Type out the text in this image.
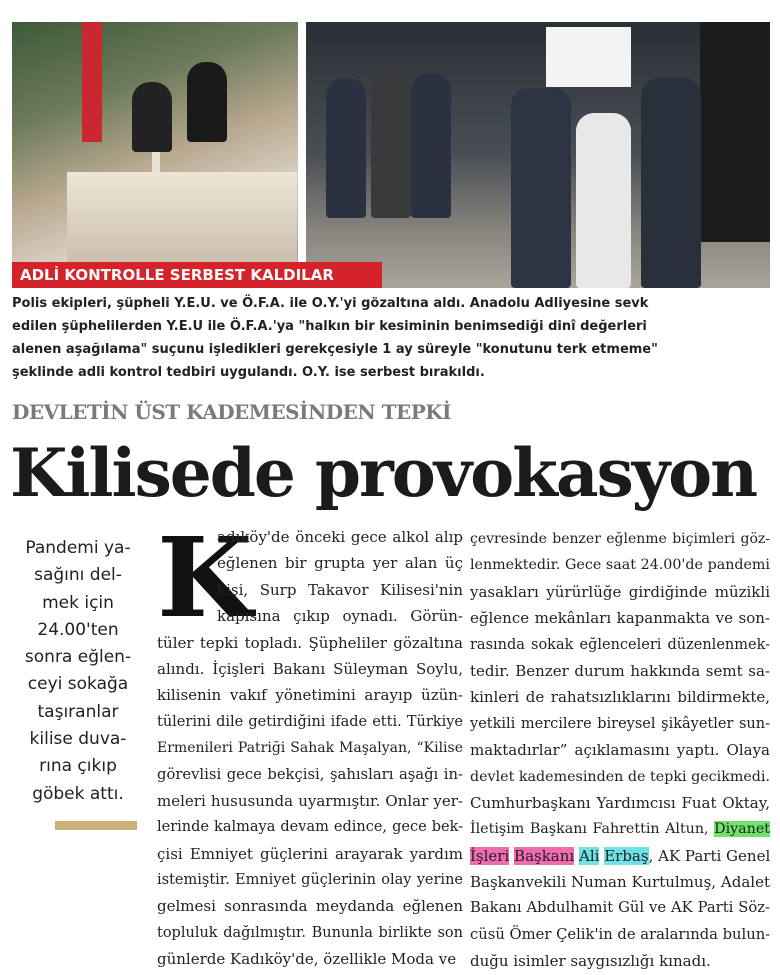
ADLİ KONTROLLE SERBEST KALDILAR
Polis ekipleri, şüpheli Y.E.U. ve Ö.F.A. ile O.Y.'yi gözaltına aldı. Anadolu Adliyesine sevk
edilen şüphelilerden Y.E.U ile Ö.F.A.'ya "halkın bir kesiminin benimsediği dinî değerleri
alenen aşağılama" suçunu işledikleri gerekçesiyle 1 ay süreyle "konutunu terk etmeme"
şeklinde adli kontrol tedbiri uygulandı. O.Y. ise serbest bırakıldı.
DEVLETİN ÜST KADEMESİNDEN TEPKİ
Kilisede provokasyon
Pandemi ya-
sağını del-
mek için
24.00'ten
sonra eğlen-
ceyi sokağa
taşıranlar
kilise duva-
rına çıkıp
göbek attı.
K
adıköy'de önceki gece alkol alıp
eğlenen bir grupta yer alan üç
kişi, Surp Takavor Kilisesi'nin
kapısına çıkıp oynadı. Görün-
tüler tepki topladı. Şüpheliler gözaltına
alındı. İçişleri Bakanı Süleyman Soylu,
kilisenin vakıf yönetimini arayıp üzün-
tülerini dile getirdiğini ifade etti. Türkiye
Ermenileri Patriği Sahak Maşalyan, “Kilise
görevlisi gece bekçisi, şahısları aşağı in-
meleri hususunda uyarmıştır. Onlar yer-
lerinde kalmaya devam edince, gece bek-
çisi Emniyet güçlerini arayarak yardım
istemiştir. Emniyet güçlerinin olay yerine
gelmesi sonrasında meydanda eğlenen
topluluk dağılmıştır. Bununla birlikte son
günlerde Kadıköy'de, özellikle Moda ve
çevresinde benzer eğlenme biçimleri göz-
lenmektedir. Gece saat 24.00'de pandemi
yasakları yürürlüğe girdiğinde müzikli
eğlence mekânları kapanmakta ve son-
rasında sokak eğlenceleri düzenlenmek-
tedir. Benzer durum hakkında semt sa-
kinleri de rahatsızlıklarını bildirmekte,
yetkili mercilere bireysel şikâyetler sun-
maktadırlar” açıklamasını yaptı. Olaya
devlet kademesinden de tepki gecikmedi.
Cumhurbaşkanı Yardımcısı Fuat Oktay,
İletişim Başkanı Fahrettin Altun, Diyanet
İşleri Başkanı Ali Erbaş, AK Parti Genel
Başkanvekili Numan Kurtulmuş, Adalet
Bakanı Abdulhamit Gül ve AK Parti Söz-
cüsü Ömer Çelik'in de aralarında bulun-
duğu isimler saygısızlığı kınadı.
========
WHAT IS EXPECTED
Quote the preceding listing precisely and completely, omitting its images.

COMPLETED TASK
Type out the text in this image.
ADLİ KONTROLLE SERBEST KALDILAR
Polis ekipleri, şüpheli Y.E.U. ve Ö.F.A. ile O.Y.'yi gözaltına aldı. Anadolu Adliyesine sevk
edilen şüphelilerden Y.E.U ile Ö.F.A.'ya "halkın bir kesiminin benimsediği dinî değerleri
alenen aşağılama" suçunu işledikleri gerekçesiyle 1 ay süreyle "konutunu terk etmeme"
şeklinde adli kontrol tedbiri uygulandı. O.Y. ise serbest bırakıldı.
DEVLETİN ÜST KADEMESİNDEN TEPKİ
Kilisede provokasyon
Pandemi ya-
sağını del-
mek için
24.00'ten
sonra eğlen-
ceyi sokağa
taşıranlar
kilise duva-
rına çıkıp
göbek attı.
K
adıköy'de önceki gece alkol alıp
eğlenen bir grupta yer alan üç
kişi, Surp Takavor Kilisesi'nin
kapısına çıkıp oynadı. Görün-
tüler tepki topladı. Şüpheliler gözaltına
alındı. İçişleri Bakanı Süleyman Soylu,
kilisenin vakıf yönetimini arayıp üzün-
tülerini dile getirdiğini ifade etti. Türkiye
Ermenileri Patriği Sahak Maşalyan, “Kilise
görevlisi gece bekçisi, şahısları aşağı in-
meleri hususunda uyarmıştır. Onlar yer-
lerinde kalmaya devam edince, gece bek-
çisi Emniyet güçlerini arayarak yardım
istemiştir. Emniyet güçlerinin olay yerine
gelmesi sonrasında meydanda eğlenen
topluluk dağılmıştır. Bununla birlikte son
günlerde Kadıköy'de, özellikle Moda ve
çevresinde benzer eğlenme biçimleri göz-
lenmektedir. Gece saat 24.00'de pandemi
yasakları yürürlüğe girdiğinde müzikli
eğlence mekânları kapanmakta ve son-
rasında sokak eğlenceleri düzenlenmek-
tedir. Benzer durum hakkında semt sa-
kinleri de rahatsızlıklarını bildirmekte,
yetkili mercilere bireysel şikâyetler sun-
maktadırlar” açıklamasını yaptı. Olaya
devlet kademesinden de tepki gecikmedi.
Cumhurbaşkanı Yardımcısı Fuat Oktay,
İletişim Başkanı Fahrettin Altun, Diyanet
İşleri Başkanı Ali Erbaş, AK Parti Genel
Başkanvekili Numan Kurtulmuş, Adalet
Bakanı Abdulhamit Gül ve AK Parti Söz-
cüsü Ömer Çelik'in de aralarında bulun-
duğu isimler saygısızlığı kınadı.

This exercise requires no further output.